*Dataset listings of figures*:
★ ★ ★ ★ ★

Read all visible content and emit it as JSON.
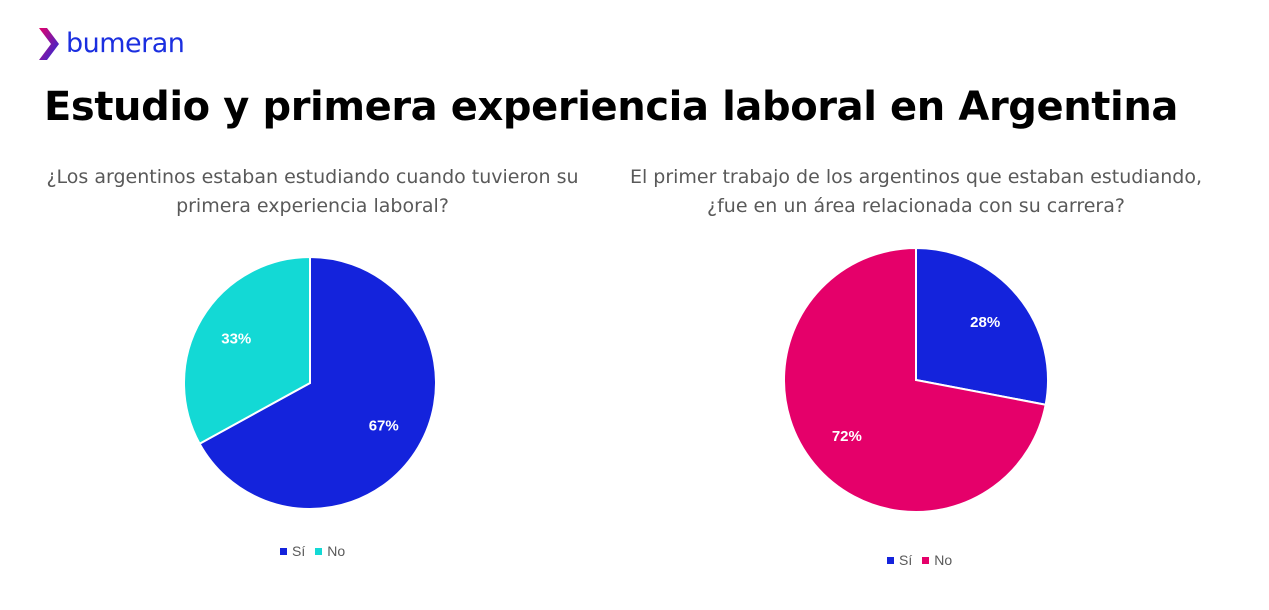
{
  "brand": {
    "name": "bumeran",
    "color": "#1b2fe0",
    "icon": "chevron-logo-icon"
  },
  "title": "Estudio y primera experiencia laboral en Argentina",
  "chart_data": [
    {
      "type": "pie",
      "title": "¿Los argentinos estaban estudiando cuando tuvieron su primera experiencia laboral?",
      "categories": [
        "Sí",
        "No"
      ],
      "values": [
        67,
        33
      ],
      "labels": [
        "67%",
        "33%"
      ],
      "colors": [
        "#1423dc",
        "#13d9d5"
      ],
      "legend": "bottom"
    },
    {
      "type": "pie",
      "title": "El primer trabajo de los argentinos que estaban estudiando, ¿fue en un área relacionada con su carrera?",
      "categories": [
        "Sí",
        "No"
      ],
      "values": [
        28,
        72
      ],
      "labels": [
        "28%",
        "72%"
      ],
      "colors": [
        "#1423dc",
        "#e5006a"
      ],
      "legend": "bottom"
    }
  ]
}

★ ★ ★ ★ ★

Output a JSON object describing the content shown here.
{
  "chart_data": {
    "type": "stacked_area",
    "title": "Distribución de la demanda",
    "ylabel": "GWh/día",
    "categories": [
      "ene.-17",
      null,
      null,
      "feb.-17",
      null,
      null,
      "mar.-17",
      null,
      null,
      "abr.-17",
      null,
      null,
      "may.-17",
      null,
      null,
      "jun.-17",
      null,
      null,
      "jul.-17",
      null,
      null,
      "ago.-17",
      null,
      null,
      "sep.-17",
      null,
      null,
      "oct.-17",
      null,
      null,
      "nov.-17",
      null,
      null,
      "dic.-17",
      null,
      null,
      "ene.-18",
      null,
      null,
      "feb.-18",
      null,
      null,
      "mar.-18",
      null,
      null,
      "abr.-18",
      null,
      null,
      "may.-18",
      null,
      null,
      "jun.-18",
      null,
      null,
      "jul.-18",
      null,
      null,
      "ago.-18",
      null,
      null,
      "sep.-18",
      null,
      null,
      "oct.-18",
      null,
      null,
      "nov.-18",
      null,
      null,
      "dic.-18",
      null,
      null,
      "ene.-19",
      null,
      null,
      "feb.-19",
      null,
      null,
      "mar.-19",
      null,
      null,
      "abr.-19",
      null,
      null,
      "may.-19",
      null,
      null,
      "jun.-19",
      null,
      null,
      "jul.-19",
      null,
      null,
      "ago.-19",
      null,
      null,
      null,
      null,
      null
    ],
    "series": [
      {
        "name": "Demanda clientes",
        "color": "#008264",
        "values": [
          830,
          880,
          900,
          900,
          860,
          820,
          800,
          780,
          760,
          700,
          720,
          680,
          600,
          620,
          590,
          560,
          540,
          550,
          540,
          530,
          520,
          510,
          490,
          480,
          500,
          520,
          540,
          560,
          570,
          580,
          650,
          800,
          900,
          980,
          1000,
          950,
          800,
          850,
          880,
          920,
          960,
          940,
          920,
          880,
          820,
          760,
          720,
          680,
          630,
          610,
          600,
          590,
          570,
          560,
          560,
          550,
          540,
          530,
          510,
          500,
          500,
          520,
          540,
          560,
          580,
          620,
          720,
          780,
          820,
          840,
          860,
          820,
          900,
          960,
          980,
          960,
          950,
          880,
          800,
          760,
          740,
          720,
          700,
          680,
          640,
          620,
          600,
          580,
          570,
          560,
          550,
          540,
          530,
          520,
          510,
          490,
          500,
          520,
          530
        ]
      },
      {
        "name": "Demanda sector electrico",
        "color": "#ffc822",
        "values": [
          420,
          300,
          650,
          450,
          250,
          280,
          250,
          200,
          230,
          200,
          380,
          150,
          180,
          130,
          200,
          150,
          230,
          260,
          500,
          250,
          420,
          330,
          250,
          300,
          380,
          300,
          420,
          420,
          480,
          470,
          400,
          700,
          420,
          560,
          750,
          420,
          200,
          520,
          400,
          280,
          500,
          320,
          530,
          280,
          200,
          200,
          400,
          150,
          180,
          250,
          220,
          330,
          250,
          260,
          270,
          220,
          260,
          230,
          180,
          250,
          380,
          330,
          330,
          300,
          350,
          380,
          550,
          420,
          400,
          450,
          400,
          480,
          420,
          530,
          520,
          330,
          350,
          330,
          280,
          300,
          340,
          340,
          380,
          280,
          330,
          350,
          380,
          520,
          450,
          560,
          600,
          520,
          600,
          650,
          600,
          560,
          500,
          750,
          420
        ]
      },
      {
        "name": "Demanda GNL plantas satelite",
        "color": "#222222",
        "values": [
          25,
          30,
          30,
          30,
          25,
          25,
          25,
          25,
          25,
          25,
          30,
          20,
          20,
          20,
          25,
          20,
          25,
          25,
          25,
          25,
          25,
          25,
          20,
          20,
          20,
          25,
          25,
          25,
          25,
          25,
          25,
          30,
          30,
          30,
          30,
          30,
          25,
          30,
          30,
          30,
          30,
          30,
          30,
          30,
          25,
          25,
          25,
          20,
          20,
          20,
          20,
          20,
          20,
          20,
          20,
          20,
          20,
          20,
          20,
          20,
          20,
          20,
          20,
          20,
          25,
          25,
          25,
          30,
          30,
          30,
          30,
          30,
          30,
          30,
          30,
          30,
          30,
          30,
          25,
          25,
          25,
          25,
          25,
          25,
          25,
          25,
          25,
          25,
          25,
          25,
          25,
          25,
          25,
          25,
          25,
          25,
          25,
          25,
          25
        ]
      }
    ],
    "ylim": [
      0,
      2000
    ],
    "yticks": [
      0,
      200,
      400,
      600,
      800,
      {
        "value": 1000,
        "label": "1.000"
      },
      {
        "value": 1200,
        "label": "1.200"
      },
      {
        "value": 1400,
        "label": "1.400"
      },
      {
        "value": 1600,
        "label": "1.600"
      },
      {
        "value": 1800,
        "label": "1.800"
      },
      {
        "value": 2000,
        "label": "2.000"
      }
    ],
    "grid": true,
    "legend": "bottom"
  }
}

★ ★ ★ ★ ★

*OBJECTIVE*: Show all lines from the listing above in which "title" appears.

*SOLUTION BELOW*:
  "title": "Estudio y primera experiencia laboral en Argentina",
      "title": "¿Los argentinos estaban estudiando cuando tuvieron su primera experiencia laboral?",
      "title": "El primer trabajo de los argentinos que estaban estudiando, ¿fue en un área relacionada con su carrera?",
    "title": "Distribución de la demanda",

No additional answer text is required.